• _What is asked_
Set down the line that contains "Output a JSON" and every line after it to the end of the entries, exactly as they stand and nothing more.
--- Records for the exercise ---
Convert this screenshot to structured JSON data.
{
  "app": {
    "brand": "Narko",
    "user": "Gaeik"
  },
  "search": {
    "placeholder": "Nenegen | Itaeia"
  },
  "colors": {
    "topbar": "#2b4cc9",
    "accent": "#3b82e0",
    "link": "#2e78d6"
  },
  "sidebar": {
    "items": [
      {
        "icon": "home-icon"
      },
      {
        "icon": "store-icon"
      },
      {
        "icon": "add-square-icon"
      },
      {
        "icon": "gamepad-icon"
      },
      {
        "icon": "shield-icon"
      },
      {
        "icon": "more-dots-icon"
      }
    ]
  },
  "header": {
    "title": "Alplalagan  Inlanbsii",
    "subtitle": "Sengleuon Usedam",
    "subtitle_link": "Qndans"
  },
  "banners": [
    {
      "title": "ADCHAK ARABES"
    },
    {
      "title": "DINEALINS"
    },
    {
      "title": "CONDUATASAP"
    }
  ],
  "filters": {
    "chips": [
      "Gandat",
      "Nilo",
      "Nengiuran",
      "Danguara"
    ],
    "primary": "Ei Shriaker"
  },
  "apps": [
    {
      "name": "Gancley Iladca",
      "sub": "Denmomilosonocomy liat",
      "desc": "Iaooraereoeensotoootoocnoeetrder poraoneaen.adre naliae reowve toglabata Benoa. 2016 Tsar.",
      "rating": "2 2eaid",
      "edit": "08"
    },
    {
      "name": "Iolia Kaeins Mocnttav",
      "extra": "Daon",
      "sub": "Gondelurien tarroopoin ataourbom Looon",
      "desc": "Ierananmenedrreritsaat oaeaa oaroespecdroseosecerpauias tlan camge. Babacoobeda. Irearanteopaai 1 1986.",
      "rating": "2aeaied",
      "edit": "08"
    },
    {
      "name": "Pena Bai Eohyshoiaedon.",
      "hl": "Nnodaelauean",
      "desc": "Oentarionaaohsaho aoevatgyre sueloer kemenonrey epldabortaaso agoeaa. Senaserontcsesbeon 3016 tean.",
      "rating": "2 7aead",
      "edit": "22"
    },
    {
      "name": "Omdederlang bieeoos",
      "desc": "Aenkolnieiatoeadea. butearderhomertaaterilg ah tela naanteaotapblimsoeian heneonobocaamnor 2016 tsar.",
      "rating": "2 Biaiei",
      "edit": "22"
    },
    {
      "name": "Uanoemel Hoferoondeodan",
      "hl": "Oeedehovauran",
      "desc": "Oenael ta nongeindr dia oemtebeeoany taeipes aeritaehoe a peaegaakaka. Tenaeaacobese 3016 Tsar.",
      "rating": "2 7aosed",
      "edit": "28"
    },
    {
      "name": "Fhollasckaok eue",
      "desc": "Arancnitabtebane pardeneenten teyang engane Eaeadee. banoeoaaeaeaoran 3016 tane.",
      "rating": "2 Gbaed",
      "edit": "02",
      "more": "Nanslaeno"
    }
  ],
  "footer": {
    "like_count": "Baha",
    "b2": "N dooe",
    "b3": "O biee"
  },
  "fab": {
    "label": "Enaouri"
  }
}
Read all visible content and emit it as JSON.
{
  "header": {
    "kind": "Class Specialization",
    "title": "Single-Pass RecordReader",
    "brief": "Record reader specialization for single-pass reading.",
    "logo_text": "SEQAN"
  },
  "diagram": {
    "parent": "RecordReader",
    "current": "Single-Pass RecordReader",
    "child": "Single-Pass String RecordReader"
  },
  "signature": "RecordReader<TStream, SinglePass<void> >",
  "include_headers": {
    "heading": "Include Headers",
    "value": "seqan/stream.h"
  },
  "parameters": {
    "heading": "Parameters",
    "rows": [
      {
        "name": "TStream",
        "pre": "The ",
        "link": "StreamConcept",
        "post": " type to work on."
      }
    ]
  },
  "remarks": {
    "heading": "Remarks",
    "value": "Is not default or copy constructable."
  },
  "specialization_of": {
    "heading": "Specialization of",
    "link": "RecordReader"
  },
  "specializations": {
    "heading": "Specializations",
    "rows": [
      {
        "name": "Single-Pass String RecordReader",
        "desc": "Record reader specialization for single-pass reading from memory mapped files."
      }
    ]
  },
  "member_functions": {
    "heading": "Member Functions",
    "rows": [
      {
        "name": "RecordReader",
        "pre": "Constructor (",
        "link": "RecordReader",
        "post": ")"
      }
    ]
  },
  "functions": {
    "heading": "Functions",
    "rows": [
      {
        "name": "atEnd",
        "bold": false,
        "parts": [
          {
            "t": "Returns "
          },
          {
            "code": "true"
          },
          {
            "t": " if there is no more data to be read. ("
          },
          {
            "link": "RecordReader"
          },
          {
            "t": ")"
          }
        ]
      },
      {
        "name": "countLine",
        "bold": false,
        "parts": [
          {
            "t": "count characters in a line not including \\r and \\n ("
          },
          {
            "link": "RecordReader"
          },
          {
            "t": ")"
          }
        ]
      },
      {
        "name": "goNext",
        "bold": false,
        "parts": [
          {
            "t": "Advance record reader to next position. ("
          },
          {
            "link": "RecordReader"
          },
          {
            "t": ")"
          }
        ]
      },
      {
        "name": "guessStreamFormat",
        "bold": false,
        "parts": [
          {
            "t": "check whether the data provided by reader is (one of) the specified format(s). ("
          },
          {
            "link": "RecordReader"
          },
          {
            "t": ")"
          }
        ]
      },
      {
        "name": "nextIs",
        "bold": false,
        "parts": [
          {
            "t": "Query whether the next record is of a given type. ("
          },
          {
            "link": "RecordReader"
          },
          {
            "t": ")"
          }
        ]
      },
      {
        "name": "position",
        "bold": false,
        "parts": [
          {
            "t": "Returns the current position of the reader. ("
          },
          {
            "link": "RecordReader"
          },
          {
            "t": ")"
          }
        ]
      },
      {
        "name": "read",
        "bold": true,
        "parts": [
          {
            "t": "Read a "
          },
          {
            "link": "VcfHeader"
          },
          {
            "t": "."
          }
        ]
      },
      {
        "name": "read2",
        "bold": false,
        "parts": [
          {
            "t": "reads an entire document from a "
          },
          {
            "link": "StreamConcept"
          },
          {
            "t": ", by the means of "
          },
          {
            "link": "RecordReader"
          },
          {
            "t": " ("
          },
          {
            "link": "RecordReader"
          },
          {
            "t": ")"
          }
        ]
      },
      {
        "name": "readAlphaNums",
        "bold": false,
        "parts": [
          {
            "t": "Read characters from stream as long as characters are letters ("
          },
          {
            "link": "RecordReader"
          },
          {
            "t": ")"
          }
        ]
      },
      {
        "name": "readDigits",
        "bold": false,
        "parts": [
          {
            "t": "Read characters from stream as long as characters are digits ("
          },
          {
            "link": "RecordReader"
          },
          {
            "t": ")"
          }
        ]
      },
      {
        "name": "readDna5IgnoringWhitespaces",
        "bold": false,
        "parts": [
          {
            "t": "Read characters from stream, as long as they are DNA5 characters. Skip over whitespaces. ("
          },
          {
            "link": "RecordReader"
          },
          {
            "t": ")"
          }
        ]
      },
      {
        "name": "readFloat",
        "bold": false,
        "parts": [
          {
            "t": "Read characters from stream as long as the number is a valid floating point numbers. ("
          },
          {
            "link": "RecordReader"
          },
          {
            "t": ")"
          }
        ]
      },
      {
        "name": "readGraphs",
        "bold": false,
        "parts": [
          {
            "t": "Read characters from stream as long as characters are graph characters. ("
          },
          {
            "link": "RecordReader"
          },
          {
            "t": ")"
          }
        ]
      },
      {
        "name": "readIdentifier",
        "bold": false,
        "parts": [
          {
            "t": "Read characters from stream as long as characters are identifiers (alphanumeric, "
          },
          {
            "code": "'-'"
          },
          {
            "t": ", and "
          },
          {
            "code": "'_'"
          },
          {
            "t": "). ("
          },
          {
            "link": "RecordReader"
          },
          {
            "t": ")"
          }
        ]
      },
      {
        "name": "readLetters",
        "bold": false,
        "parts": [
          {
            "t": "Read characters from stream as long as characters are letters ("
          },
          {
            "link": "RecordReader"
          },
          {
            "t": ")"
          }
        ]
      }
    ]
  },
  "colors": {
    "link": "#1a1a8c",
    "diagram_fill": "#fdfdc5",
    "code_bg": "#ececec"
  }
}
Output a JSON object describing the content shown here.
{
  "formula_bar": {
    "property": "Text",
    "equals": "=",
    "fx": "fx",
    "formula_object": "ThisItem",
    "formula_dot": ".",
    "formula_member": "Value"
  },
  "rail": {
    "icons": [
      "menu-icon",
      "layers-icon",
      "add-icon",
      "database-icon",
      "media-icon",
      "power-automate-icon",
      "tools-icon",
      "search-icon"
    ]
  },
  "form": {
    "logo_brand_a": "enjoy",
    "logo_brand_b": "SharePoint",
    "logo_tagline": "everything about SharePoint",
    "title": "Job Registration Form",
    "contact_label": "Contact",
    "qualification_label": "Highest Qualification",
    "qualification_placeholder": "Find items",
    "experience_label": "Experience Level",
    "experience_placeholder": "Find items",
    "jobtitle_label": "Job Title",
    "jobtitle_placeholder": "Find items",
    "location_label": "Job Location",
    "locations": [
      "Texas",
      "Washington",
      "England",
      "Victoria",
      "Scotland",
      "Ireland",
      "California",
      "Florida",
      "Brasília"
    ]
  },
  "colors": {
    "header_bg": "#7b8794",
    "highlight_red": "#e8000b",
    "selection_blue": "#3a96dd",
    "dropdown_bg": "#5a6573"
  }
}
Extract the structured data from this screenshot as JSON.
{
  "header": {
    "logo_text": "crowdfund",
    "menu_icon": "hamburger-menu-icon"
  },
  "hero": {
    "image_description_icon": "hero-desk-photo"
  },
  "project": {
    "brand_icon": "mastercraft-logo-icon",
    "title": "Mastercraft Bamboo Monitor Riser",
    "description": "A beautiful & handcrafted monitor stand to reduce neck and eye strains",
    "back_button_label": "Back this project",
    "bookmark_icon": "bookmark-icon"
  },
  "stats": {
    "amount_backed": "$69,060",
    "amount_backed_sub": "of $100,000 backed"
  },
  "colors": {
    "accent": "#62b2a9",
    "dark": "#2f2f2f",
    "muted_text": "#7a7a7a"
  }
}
---
• _Result for this task_
Output a JSON object describing the content shown here.
{
  "formula_bar": {
    "property": "Text",
    "equals": "=",
    "fx": "fx",
    "formula_object": "ThisItem",
    "formula_dot": ".",
    "formula_member": "Value"
  },
  "rail": {
    "icons": [
      "menu-icon",
      "layers-icon",
      "add-icon",
      "database-icon",
      "media-icon",
      "power-automate-icon",
      "tools-icon",
      "search-icon"
    ]
  },
  "form": {
    "logo_brand_a": "enjoy",
    "logo_brand_b": "SharePoint",
    "logo_tagline": "everything about SharePoint",
    "title": "Job Registration Form",
    "contact_label": "Contact",
    "qualification_label": "Highest Qualification",
    "qualification_placeholder": "Find items",
    "experience_label": "Experience Level",
    "experience_placeholder": "Find items",
    "jobtitle_label": "Job Title",
    "jobtitle_placeholder": "Find items",
    "location_label": "Job Location",
    "locations": [
      "Texas",
      "Washington",
      "England",
      "Victoria",
      "Scotland",
      "Ireland",
      "California",
      "Florida",
      "Brasília"
    ]
  },
  "colors": {
    "header_bg": "#7b8794",
    "highlight_red": "#e8000b",
    "selection_blue": "#3a96dd",
    "dropdown_bg": "#5a6573"
  }
}
Extract the structured data from this screenshot as JSON.
{
  "header": {
    "logo_text": "crowdfund",
    "menu_icon": "hamburger-menu-icon"
  },
  "hero": {
    "image_description_icon": "hero-desk-photo"
  },
  "project": {
    "brand_icon": "mastercraft-logo-icon",
    "title": "Mastercraft Bamboo Monitor Riser",
    "description": "A beautiful & handcrafted monitor stand to reduce neck and eye strains",
    "back_button_label": "Back this project",
    "bookmark_icon": "bookmark-icon"
  },
  "stats": {
    "amount_backed": "$69,060",
    "amount_backed_sub": "of $100,000 backed"
  },
  "colors": {
    "accent": "#62b2a9",
    "dark": "#2f2f2f",
    "muted_text": "#7a7a7a"
  }
}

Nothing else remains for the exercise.